Repeat every line of the data exactly, but not the pictures.
— Begin RECORDED INFORMATION —
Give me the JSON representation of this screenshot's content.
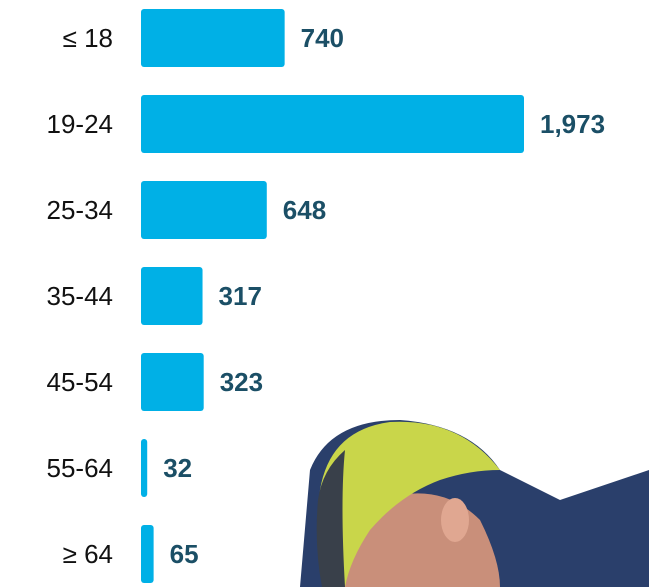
{
  "chart_data": {
    "type": "bar",
    "orientation": "horizontal",
    "categories": [
      "≤ 18",
      "19-24",
      "25-34",
      "35-44",
      "45-54",
      "55-64",
      "≥ 64"
    ],
    "values": [
      740,
      1973,
      648,
      317,
      323,
      32,
      65
    ],
    "value_labels": [
      "740",
      "1,973",
      "648",
      "317",
      "323",
      "32",
      "65"
    ],
    "color": "#00b0e6"
  }
}
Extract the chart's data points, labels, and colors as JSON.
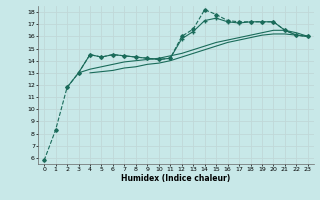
— End RECORDED INFORMATION —
**FINISHED EXERCISE:**
Give me the JSON representation of this screenshot's content.
{
  "chart_data": {
    "type": "bar",
    "orientation": "horizontal",
    "categories": [
      "≤ 18",
      "19-24",
      "25-34",
      "35-44",
      "45-54",
      "55-64",
      "≥ 64"
    ],
    "values": [
      740,
      1973,
      648,
      317,
      323,
      32,
      65
    ],
    "value_labels": [
      "740",
      "1,973",
      "648",
      "317",
      "323",
      "32",
      "65"
    ],
    "color": "#00b0e6"
  }
}
Extract the chart's data points, labels, and colors as JSON.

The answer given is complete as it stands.